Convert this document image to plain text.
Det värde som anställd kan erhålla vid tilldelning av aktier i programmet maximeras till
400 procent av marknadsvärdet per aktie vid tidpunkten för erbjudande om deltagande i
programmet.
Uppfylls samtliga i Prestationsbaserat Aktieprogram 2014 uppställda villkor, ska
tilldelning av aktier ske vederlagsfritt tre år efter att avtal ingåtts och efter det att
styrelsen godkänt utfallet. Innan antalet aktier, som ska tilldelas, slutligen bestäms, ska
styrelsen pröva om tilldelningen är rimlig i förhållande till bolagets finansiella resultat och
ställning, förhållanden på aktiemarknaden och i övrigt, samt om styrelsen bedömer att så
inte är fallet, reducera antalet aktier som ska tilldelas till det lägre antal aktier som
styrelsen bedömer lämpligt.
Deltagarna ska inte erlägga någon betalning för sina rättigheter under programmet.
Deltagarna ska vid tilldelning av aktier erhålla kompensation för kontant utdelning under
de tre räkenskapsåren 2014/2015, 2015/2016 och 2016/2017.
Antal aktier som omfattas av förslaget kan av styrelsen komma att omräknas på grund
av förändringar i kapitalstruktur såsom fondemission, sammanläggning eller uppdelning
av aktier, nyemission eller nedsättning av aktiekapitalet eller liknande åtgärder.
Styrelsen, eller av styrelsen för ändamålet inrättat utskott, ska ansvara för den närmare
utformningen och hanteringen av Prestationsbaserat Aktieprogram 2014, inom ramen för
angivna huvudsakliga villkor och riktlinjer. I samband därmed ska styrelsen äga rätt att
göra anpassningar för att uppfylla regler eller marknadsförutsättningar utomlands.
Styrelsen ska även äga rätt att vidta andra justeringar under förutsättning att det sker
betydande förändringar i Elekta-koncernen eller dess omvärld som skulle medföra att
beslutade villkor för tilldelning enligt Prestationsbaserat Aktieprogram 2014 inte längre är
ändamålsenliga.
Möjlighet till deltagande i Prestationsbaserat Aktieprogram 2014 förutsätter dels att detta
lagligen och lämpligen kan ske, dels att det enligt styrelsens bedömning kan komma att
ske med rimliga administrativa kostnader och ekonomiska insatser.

Request: Check each line of the entries for the string "Prestationsbaserat". Copy the lines that have it.

Answer to the exercise:
Uppfylls samtliga i Prestationsbaserat Aktieprogram 2014 uppställda villkor, ska
utformningen och hanteringen av Prestationsbaserat Aktieprogram 2014, inom ramen för
beslutade villkor för tilldelning enligt Prestationsbaserat Aktieprogram 2014 inte längre är
Möjlighet till deltagande i Prestationsbaserat Aktieprogram 2014 förutsätter dels att detta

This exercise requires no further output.